* Start Supplied data *

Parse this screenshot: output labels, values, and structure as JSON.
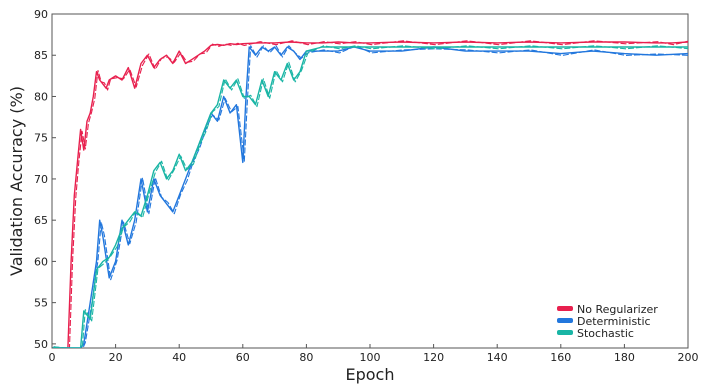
{
  "chart_data": {
    "type": "line",
    "xlabel": "Epoch",
    "ylabel": "Validation Accuracy (%)",
    "xlim": [
      0,
      200
    ],
    "ylim": [
      49.5,
      90
    ],
    "xticks": [
      0,
      20,
      40,
      60,
      80,
      100,
      120,
      140,
      160,
      180,
      200
    ],
    "yticks": [
      50,
      55,
      60,
      65,
      70,
      75,
      80,
      85,
      90
    ],
    "grid": false,
    "legend_position": "bottom-right",
    "series": [
      {
        "name": "No Regularizer",
        "color": "#e8204e",
        "x": [
          0,
          5,
          6,
          7,
          8,
          9,
          10,
          11,
          12,
          13,
          14,
          15,
          16,
          17,
          18,
          20,
          22,
          24,
          26,
          28,
          30,
          32,
          34,
          36,
          38,
          40,
          42,
          44,
          46,
          48,
          50,
          52,
          54,
          56,
          58,
          60,
          65,
          70,
          75,
          80,
          85,
          90,
          95,
          100,
          110,
          120,
          130,
          140,
          150,
          160,
          170,
          180,
          190,
          195,
          200
        ],
        "y": [
          49.5,
          49.5,
          60,
          68,
          72,
          76,
          73.5,
          77,
          78,
          80,
          83,
          82,
          81.5,
          81,
          82,
          82.5,
          82,
          83.5,
          81,
          84,
          85,
          83.5,
          84.5,
          85,
          84,
          85.5,
          84,
          84.5,
          85,
          85.5,
          86.2,
          86.3,
          86.2,
          86.4,
          86.3,
          86.4,
          86.5,
          86.5,
          86.6,
          86.5,
          86.5,
          86.6,
          86.5,
          86.5,
          86.6,
          86.5,
          86.6,
          86.5,
          86.6,
          86.5,
          86.6,
          86.6,
          86.5,
          86.5,
          86.6
        ]
      },
      {
        "name": "Deterministic",
        "color": "#2277dd",
        "x": [
          0,
          9,
          10,
          12,
          14,
          15,
          16,
          18,
          20,
          22,
          24,
          26,
          28,
          30,
          32,
          34,
          36,
          38,
          40,
          42,
          44,
          46,
          48,
          50,
          52,
          54,
          56,
          58,
          60,
          61,
          62,
          64,
          66,
          68,
          70,
          72,
          74,
          76,
          78,
          80,
          85,
          90,
          95,
          100,
          110,
          120,
          130,
          140,
          150,
          160,
          170,
          180,
          190,
          200
        ],
        "y": [
          49.5,
          49.5,
          50,
          55,
          60,
          65,
          63,
          58,
          60,
          65,
          62,
          65,
          70,
          66,
          70,
          68,
          67,
          66,
          68,
          70,
          72,
          74,
          76,
          78,
          77,
          80,
          78,
          79,
          72,
          80,
          86,
          85,
          86,
          85.5,
          86,
          85,
          86,
          85.5,
          84.5,
          85.5,
          85.5,
          85.5,
          86,
          85.5,
          85.5,
          86,
          85.5,
          85.5,
          85.5,
          85.2,
          85.5,
          85.2,
          85,
          85.2
        ]
      },
      {
        "name": "Stochastic",
        "color": "#19b5a5",
        "x": [
          0,
          9,
          10,
          12,
          14,
          16,
          18,
          20,
          22,
          24,
          26,
          28,
          30,
          32,
          34,
          36,
          38,
          40,
          42,
          44,
          46,
          48,
          50,
          52,
          54,
          56,
          58,
          60,
          62,
          64,
          66,
          68,
          70,
          72,
          74,
          76,
          78,
          80,
          85,
          90,
          95,
          100,
          110,
          120,
          130,
          140,
          150,
          160,
          170,
          180,
          190,
          200
        ],
        "y": [
          49.5,
          49.5,
          54,
          53,
          59,
          60,
          60.5,
          62,
          64,
          65,
          66,
          65.5,
          68,
          71,
          72,
          70,
          71,
          73,
          71,
          72,
          74,
          76,
          78,
          79,
          82,
          81,
          82,
          80,
          80,
          79,
          82,
          80,
          83,
          82,
          84,
          82,
          83,
          85.5,
          86,
          86,
          86,
          86,
          86,
          86,
          86,
          86,
          86,
          86,
          86,
          86,
          86,
          86
        ]
      }
    ]
  }
}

* End Supplied data *

--- What you are asked to do ---
The material above holds pictures; copy everything else in it exactly.

--- Response to this exercise ---
Parse this screenshot: output labels, values, and structure as JSON.
{
  "chart_data": {
    "type": "line",
    "xlabel": "Epoch",
    "ylabel": "Validation Accuracy (%)",
    "xlim": [
      0,
      200
    ],
    "ylim": [
      49.5,
      90
    ],
    "xticks": [
      0,
      20,
      40,
      60,
      80,
      100,
      120,
      140,
      160,
      180,
      200
    ],
    "yticks": [
      50,
      55,
      60,
      65,
      70,
      75,
      80,
      85,
      90
    ],
    "grid": false,
    "legend_position": "bottom-right",
    "series": [
      {
        "name": "No Regularizer",
        "color": "#e8204e",
        "x": [
          0,
          5,
          6,
          7,
          8,
          9,
          10,
          11,
          12,
          13,
          14,
          15,
          16,
          17,
          18,
          20,
          22,
          24,
          26,
          28,
          30,
          32,
          34,
          36,
          38,
          40,
          42,
          44,
          46,
          48,
          50,
          52,
          54,
          56,
          58,
          60,
          65,
          70,
          75,
          80,
          85,
          90,
          95,
          100,
          110,
          120,
          130,
          140,
          150,
          160,
          170,
          180,
          190,
          195,
          200
        ],
        "y": [
          49.5,
          49.5,
          60,
          68,
          72,
          76,
          73.5,
          77,
          78,
          80,
          83,
          82,
          81.5,
          81,
          82,
          82.5,
          82,
          83.5,
          81,
          84,
          85,
          83.5,
          84.5,
          85,
          84,
          85.5,
          84,
          84.5,
          85,
          85.5,
          86.2,
          86.3,
          86.2,
          86.4,
          86.3,
          86.4,
          86.5,
          86.5,
          86.6,
          86.5,
          86.5,
          86.6,
          86.5,
          86.5,
          86.6,
          86.5,
          86.6,
          86.5,
          86.6,
          86.5,
          86.6,
          86.6,
          86.5,
          86.5,
          86.6
        ]
      },
      {
        "name": "Deterministic",
        "color": "#2277dd",
        "x": [
          0,
          9,
          10,
          12,
          14,
          15,
          16,
          18,
          20,
          22,
          24,
          26,
          28,
          30,
          32,
          34,
          36,
          38,
          40,
          42,
          44,
          46,
          48,
          50,
          52,
          54,
          56,
          58,
          60,
          61,
          62,
          64,
          66,
          68,
          70,
          72,
          74,
          76,
          78,
          80,
          85,
          90,
          95,
          100,
          110,
          120,
          130,
          140,
          150,
          160,
          170,
          180,
          190,
          200
        ],
        "y": [
          49.5,
          49.5,
          50,
          55,
          60,
          65,
          63,
          58,
          60,
          65,
          62,
          65,
          70,
          66,
          70,
          68,
          67,
          66,
          68,
          70,
          72,
          74,
          76,
          78,
          77,
          80,
          78,
          79,
          72,
          80,
          86,
          85,
          86,
          85.5,
          86,
          85,
          86,
          85.5,
          84.5,
          85.5,
          85.5,
          85.5,
          86,
          85.5,
          85.5,
          86,
          85.5,
          85.5,
          85.5,
          85.2,
          85.5,
          85.2,
          85,
          85.2
        ]
      },
      {
        "name": "Stochastic",
        "color": "#19b5a5",
        "x": [
          0,
          9,
          10,
          12,
          14,
          16,
          18,
          20,
          22,
          24,
          26,
          28,
          30,
          32,
          34,
          36,
          38,
          40,
          42,
          44,
          46,
          48,
          50,
          52,
          54,
          56,
          58,
          60,
          62,
          64,
          66,
          68,
          70,
          72,
          74,
          76,
          78,
          80,
          85,
          90,
          95,
          100,
          110,
          120,
          130,
          140,
          150,
          160,
          170,
          180,
          190,
          200
        ],
        "y": [
          49.5,
          49.5,
          54,
          53,
          59,
          60,
          60.5,
          62,
          64,
          65,
          66,
          65.5,
          68,
          71,
          72,
          70,
          71,
          73,
          71,
          72,
          74,
          76,
          78,
          79,
          82,
          81,
          82,
          80,
          80,
          79,
          82,
          80,
          83,
          82,
          84,
          82,
          83,
          85.5,
          86,
          86,
          86,
          86,
          86,
          86,
          86,
          86,
          86,
          86,
          86,
          86,
          86,
          86
        ]
      }
    ]
  }
}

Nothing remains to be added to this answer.